*Supplied material*:
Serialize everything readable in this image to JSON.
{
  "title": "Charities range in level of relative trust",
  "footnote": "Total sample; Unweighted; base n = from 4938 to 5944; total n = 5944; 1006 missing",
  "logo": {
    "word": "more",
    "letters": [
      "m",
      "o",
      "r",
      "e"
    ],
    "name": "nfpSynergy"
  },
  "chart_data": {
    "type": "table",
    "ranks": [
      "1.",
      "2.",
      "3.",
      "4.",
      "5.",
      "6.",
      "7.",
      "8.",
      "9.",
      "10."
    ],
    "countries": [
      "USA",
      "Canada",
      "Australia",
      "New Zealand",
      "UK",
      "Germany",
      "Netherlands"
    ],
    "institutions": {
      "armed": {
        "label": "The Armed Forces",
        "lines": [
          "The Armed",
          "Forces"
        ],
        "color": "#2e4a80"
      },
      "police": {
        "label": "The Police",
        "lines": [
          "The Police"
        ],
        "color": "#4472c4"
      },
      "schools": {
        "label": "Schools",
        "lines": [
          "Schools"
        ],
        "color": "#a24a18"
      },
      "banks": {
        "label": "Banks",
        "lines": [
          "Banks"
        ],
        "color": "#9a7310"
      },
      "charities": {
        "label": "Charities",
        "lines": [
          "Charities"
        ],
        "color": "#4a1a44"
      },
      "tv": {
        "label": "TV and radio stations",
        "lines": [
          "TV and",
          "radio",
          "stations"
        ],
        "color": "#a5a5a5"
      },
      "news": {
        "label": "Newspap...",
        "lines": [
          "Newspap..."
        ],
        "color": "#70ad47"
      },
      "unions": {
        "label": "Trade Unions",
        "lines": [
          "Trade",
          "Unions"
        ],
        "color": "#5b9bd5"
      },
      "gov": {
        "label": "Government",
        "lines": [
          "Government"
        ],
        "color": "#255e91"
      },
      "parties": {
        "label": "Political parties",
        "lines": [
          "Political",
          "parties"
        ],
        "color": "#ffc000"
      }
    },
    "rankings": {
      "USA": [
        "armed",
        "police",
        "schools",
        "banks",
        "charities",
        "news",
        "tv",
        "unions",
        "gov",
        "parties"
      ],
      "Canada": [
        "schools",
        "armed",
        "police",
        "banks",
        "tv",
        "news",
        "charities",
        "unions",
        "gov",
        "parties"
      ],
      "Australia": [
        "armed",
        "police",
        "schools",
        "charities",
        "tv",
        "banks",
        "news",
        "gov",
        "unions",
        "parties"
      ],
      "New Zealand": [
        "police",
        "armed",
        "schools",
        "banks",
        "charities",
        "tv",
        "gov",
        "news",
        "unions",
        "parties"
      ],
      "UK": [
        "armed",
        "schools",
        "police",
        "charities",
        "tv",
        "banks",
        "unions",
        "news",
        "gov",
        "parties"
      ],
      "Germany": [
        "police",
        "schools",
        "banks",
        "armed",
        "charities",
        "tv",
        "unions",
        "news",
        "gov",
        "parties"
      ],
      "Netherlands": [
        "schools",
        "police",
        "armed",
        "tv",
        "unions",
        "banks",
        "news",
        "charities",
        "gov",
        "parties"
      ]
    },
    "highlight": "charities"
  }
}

*Task to complete*:
Write the material out again in its entirety, exactly as shown.

*Full response*:
Serialize everything readable in this image to JSON.
{
  "title": "Charities range in level of relative trust",
  "footnote": "Total sample; Unweighted; base n = from 4938 to 5944; total n = 5944; 1006 missing",
  "logo": {
    "word": "more",
    "letters": [
      "m",
      "o",
      "r",
      "e"
    ],
    "name": "nfpSynergy"
  },
  "chart_data": {
    "type": "table",
    "ranks": [
      "1.",
      "2.",
      "3.",
      "4.",
      "5.",
      "6.",
      "7.",
      "8.",
      "9.",
      "10."
    ],
    "countries": [
      "USA",
      "Canada",
      "Australia",
      "New Zealand",
      "UK",
      "Germany",
      "Netherlands"
    ],
    "institutions": {
      "armed": {
        "label": "The Armed Forces",
        "lines": [
          "The Armed",
          "Forces"
        ],
        "color": "#2e4a80"
      },
      "police": {
        "label": "The Police",
        "lines": [
          "The Police"
        ],
        "color": "#4472c4"
      },
      "schools": {
        "label": "Schools",
        "lines": [
          "Schools"
        ],
        "color": "#a24a18"
      },
      "banks": {
        "label": "Banks",
        "lines": [
          "Banks"
        ],
        "color": "#9a7310"
      },
      "charities": {
        "label": "Charities",
        "lines": [
          "Charities"
        ],
        "color": "#4a1a44"
      },
      "tv": {
        "label": "TV and radio stations",
        "lines": [
          "TV and",
          "radio",
          "stations"
        ],
        "color": "#a5a5a5"
      },
      "news": {
        "label": "Newspap...",
        "lines": [
          "Newspap..."
        ],
        "color": "#70ad47"
      },
      "unions": {
        "label": "Trade Unions",
        "lines": [
          "Trade",
          "Unions"
        ],
        "color": "#5b9bd5"
      },
      "gov": {
        "label": "Government",
        "lines": [
          "Government"
        ],
        "color": "#255e91"
      },
      "parties": {
        "label": "Political parties",
        "lines": [
          "Political",
          "parties"
        ],
        "color": "#ffc000"
      }
    },
    "rankings": {
      "USA": [
        "armed",
        "police",
        "schools",
        "banks",
        "charities",
        "news",
        "tv",
        "unions",
        "gov",
        "parties"
      ],
      "Canada": [
        "schools",
        "armed",
        "police",
        "banks",
        "tv",
        "news",
        "charities",
        "unions",
        "gov",
        "parties"
      ],
      "Australia": [
        "armed",
        "police",
        "schools",
        "charities",
        "tv",
        "banks",
        "news",
        "gov",
        "unions",
        "parties"
      ],
      "New Zealand": [
        "police",
        "armed",
        "schools",
        "banks",
        "charities",
        "tv",
        "gov",
        "news",
        "unions",
        "parties"
      ],
      "UK": [
        "armed",
        "schools",
        "police",
        "charities",
        "tv",
        "banks",
        "unions",
        "news",
        "gov",
        "parties"
      ],
      "Germany": [
        "police",
        "schools",
        "banks",
        "armed",
        "charities",
        "tv",
        "unions",
        "news",
        "gov",
        "parties"
      ],
      "Netherlands": [
        "schools",
        "police",
        "armed",
        "tv",
        "unions",
        "banks",
        "news",
        "charities",
        "gov",
        "parties"
      ]
    },
    "highlight": "charities"
  }
}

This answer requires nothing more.